Data entries:

★ ★ ★

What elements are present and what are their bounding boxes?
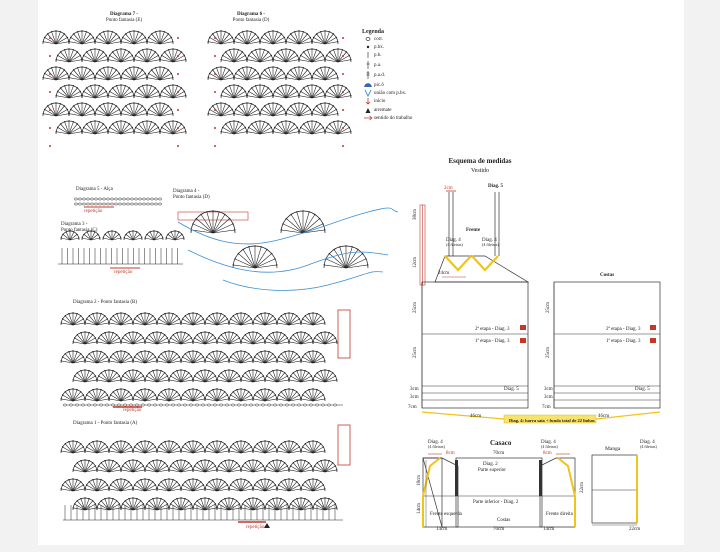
diagram-6-subtitle: Ponto fantasia (D) — [232, 18, 270, 23]
diag4-right-label: Diag. 4 — [482, 238, 497, 243]
schema-title: Esquema de medidas — [448, 157, 512, 165]
repeat-label-d5: repetição — [84, 209, 103, 214]
casaco-18cm: 18cm — [417, 474, 423, 487]
diagram-1-title: Diagrama 1 - Ponto fantasia (A) — [73, 421, 138, 426]
measure-38cm: 38cm — [413, 208, 419, 221]
diag5-label: Diag. 5 — [488, 184, 503, 189]
measure-24cm: 24cm — [438, 271, 450, 276]
diag4-left-sub: (4 fileiras) — [446, 242, 463, 247]
manga-22cm: 22cm — [629, 527, 641, 532]
legend-title: Legenda — [362, 29, 385, 35]
legend-item: p.a. — [374, 63, 382, 68]
diagram-4-title: Diagrama 4 - — [173, 189, 200, 194]
manga-title: Manga — [605, 446, 621, 452]
casaco-diag2-sup: Diag. 2 — [483, 462, 498, 467]
legend-item: pic.ô — [374, 83, 384, 88]
front-etapa-2: 2ª etapa - Diag. 3 — [475, 327, 510, 332]
casaco-costas: Costas — [497, 518, 511, 523]
diagram-3-title: Diagrama 3 - — [61, 222, 88, 227]
diag4-right-sub: (4 fileiras) — [482, 242, 499, 247]
measure-3cm-c: 3cm — [544, 387, 553, 392]
casaco-frente-dir: Frente direita — [546, 512, 573, 517]
diagram-4-subtitle: Ponto fantasia (D) — [173, 195, 210, 200]
casaco-diag4-left-sub: (4 fileiras) — [428, 444, 445, 449]
measure-25cm-back-top: 25cm — [546, 301, 552, 314]
legend-item: p.b. — [374, 53, 382, 58]
measure-46cm-front: 46cm — [470, 414, 482, 419]
repeat-label-d3: repetição — [114, 270, 133, 275]
measure-25cm-front-top: 25cm — [413, 301, 419, 314]
casaco-frente-esq: Frente esquerda — [430, 512, 462, 517]
diag1-row-1: Diag. 5 — [504, 387, 519, 392]
measure-3cm-a: 3cm — [410, 387, 419, 392]
costas-label: Costas — [600, 273, 615, 278]
back-etapa-2: 2ª etapa - Diag. 3 — [606, 327, 641, 332]
measure-12cm: 12cm — [413, 256, 419, 269]
diag1-row-2: Diag. 5 — [635, 387, 650, 392]
back-etapa-1: 1ª etapa - Diag. 3 — [606, 339, 641, 344]
casaco-diag4-right: Diag. 4 — [541, 440, 556, 445]
diag4-left-label: Diag. 4 — [446, 238, 461, 243]
repeat-label-d2: repetição — [123, 408, 142, 413]
repeat-label-d1: repetição — [246, 525, 265, 530]
measure-3cm-d: 3cm — [544, 395, 553, 400]
casaco-14cm-side: 14cm — [417, 502, 423, 515]
measure-25cm-back-bottom: 25cm — [546, 346, 552, 359]
manga-diag4: Diag. 4 — [640, 440, 655, 445]
frente-label: Frente — [466, 228, 481, 233]
schema-subtitle: Vestido — [471, 168, 489, 174]
measure-25cm-front-bottom: 25cm — [413, 346, 419, 359]
measure-7cm-b: 7cm — [542, 405, 551, 410]
document-page: Diagrama 7 - Ponto fantasia (E) Diagrama… — [38, 0, 684, 545]
casaco-parte-superior: Parte superior — [478, 468, 506, 473]
legend-item: início — [374, 99, 386, 104]
casaco-14cm-left: 14cm — [436, 527, 448, 532]
casaco-70cm-bottom: 70cm — [493, 527, 505, 532]
casaco-parte-inferior: Parte inferior - Diag. 2 — [473, 500, 519, 505]
measure-3cm-b: 3cm — [410, 395, 419, 400]
front-etapa-1: 1ª etapa - Diag. 3 — [475, 339, 510, 344]
diagram-6-title: Diagrama 6 - — [236, 12, 266, 17]
casaco-70cm-top: 70cm — [493, 451, 505, 456]
casaco-title: Casaco — [490, 439, 512, 447]
crochet-charts — [42, 30, 661, 528]
casaco-8cm-left: 8cm — [446, 451, 455, 456]
legend-item: sentido do trabalho — [374, 116, 413, 121]
manga-diag4-sub: (4 fileiras) — [640, 444, 657, 449]
casaco-8cm-right: 8cm — [543, 451, 552, 456]
diag-footer-note: Diag. 4: barra saia + fundo total de 22 … — [509, 418, 595, 423]
measure-7cm: 7cm — [408, 405, 417, 410]
legend-item: arremate — [374, 108, 392, 113]
legend-item: corr. — [374, 37, 384, 42]
diagram-2-title: Diagrama 2 - Ponto fantasia (B) — [73, 300, 138, 305]
legend-item: p.a.d. — [374, 73, 385, 78]
measure-2cm: 2cm — [444, 186, 453, 191]
diagram-3-subtitle: Ponto fantasia (C) — [61, 228, 98, 233]
diagram-5-title: Diagrama 5 - Alça — [76, 187, 113, 192]
diagram-7-subtitle: Ponto fantasia (E) — [105, 18, 143, 23]
measure-46cm-back: 46cm — [598, 414, 610, 419]
manga-22cm-side: 22cm — [580, 481, 586, 494]
legend-item: união com p.bx. — [374, 91, 407, 96]
casaco-14cm-right: 14cm — [543, 527, 555, 532]
casaco-diag4-right-sub: (4 fileiras) — [541, 444, 558, 449]
legend-item: p.bx. — [374, 45, 384, 50]
casaco-diag4-left: Diag. 4 — [428, 440, 443, 445]
diagram-7-title: Diagrama 7 - — [109, 12, 139, 17]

★ ★ ★

# Stated exercise
Copy every line of the data entries above character for character, omitting the pictures.

# Exercise response
What elements are present and what are their bounding boxes?
diagram-6-subtitle: Ponto fantasia (D) — [232, 18, 270, 23]
diag4-right-label: Diag. 4 — [482, 238, 497, 243]
schema-title: Esquema de medidas — [448, 157, 512, 165]
repeat-label-d5: repetição — [84, 209, 103, 214]
casaco-18cm: 18cm — [417, 474, 423, 487]
diagram-1-title: Diagrama 1 - Ponto fantasia (A) — [73, 421, 138, 426]
measure-38cm: 38cm — [413, 208, 419, 221]
diag5-label: Diag. 5 — [488, 184, 503, 189]
measure-24cm: 24cm — [438, 271, 450, 276]
diag4-left-sub: (4 fileiras) — [446, 242, 463, 247]
manga-22cm: 22cm — [629, 527, 641, 532]
legend-title: Legenda — [362, 29, 385, 35]
legend-item: p.a. — [374, 63, 382, 68]
diagram-4-title: Diagrama 4 - — [173, 189, 200, 194]
manga-title: Manga — [605, 446, 621, 452]
casaco-diag2-sup: Diag. 2 — [483, 462, 498, 467]
legend-item: pic.ô — [374, 83, 384, 88]
front-etapa-2: 2ª etapa - Diag. 3 — [475, 327, 510, 332]
casaco-costas: Costas — [497, 518, 511, 523]
diagram-3-title: Diagrama 3 - — [61, 222, 88, 227]
diag4-right-sub: (4 fileiras) — [482, 242, 499, 247]
measure-3cm-c: 3cm — [544, 387, 553, 392]
casaco-frente-dir: Frente direita — [546, 512, 573, 517]
diagram-4-subtitle: Ponto fantasia (D) — [173, 195, 210, 200]
casaco-diag4-left-sub: (4 fileiras) — [428, 444, 445, 449]
measure-25cm-back-top: 25cm — [546, 301, 552, 314]
legend-item: p.b. — [374, 53, 382, 58]
measure-46cm-front: 46cm — [470, 414, 482, 419]
repeat-label-d3: repetição — [114, 270, 133, 275]
measure-25cm-front-top: 25cm — [413, 301, 419, 314]
casaco-frente-esq: Frente esquerda — [430, 512, 462, 517]
diag1-row-1: Diag. 5 — [504, 387, 519, 392]
measure-3cm-a: 3cm — [410, 387, 419, 392]
costas-label: Costas — [600, 273, 615, 278]
back-etapa-2: 2ª etapa - Diag. 3 — [606, 327, 641, 332]
measure-12cm: 12cm — [413, 256, 419, 269]
diag1-row-2: Diag. 5 — [635, 387, 650, 392]
back-etapa-1: 1ª etapa - Diag. 3 — [606, 339, 641, 344]
casaco-diag4-right: Diag. 4 — [541, 440, 556, 445]
diag4-left-label: Diag. 4 — [446, 238, 461, 243]
repeat-label-d2: repetição — [123, 408, 142, 413]
repeat-label-d1: repetição — [246, 525, 265, 530]
measure-3cm-d: 3cm — [544, 395, 553, 400]
casaco-14cm-side: 14cm — [417, 502, 423, 515]
measure-25cm-back-bottom: 25cm — [546, 346, 552, 359]
manga-diag4: Diag. 4 — [640, 440, 655, 445]
frente-label: Frente — [466, 228, 481, 233]
schema-subtitle: Vestido — [471, 168, 489, 174]
measure-25cm-front-bottom: 25cm — [413, 346, 419, 359]
measure-7cm-b: 7cm — [542, 405, 551, 410]
document-page: Diagrama 7 - Ponto fantasia (E) Diagrama… — [38, 0, 684, 545]
casaco-parte-superior: Parte superior — [478, 468, 506, 473]
legend-item: início — [374, 99, 386, 104]
casaco-14cm-left: 14cm — [436, 527, 448, 532]
casaco-70cm-bottom: 70cm — [493, 527, 505, 532]
casaco-parte-inferior: Parte inferior - Diag. 2 — [473, 500, 519, 505]
measure-3cm-b: 3cm — [410, 395, 419, 400]
front-etapa-1: 1ª etapa - Diag. 3 — [475, 339, 510, 344]
diagram-6-title: Diagrama 6 - — [236, 12, 266, 17]
casaco-70cm-top: 70cm — [493, 451, 505, 456]
casaco-title: Casaco — [490, 439, 512, 447]
crochet-charts — [42, 30, 661, 528]
casaco-8cm-left: 8cm — [446, 451, 455, 456]
legend-item: sentido do trabalho — [374, 116, 413, 121]
manga-diag4-sub: (4 fileiras) — [640, 444, 657, 449]
casaco-8cm-right: 8cm — [543, 451, 552, 456]
diag-footer-note: Diag. 4: barra saia + fundo total de 22 … — [509, 418, 595, 423]
measure-7cm: 7cm — [408, 405, 417, 410]
legend-item: arremate — [374, 108, 392, 113]
legend-item: corr. — [374, 37, 384, 42]
diagram-2-title: Diagrama 2 - Ponto fantasia (B) — [73, 300, 138, 305]
legend-item: p.a.d. — [374, 73, 385, 78]
measure-2cm: 2cm — [444, 186, 453, 191]
diagram-3-subtitle: Ponto fantasia (C) — [61, 228, 98, 233]
diagram-5-title: Diagrama 5 - Alça — [76, 187, 113, 192]
diagram-7-subtitle: Ponto fantasia (E) — [105, 18, 143, 23]
measure-46cm-back: 46cm — [598, 414, 610, 419]
manga-22cm-side: 22cm — [580, 481, 586, 494]
legend-item: união com p.bx. — [374, 91, 407, 96]
casaco-14cm-right: 14cm — [543, 527, 555, 532]
casaco-diag4-right-sub: (4 fileiras) — [541, 444, 558, 449]
legend-item: p.bx. — [374, 45, 384, 50]
casaco-diag4-left: Diag. 4 — [428, 440, 443, 445]
diagram-7-title: Diagrama 7 - — [109, 12, 139, 17]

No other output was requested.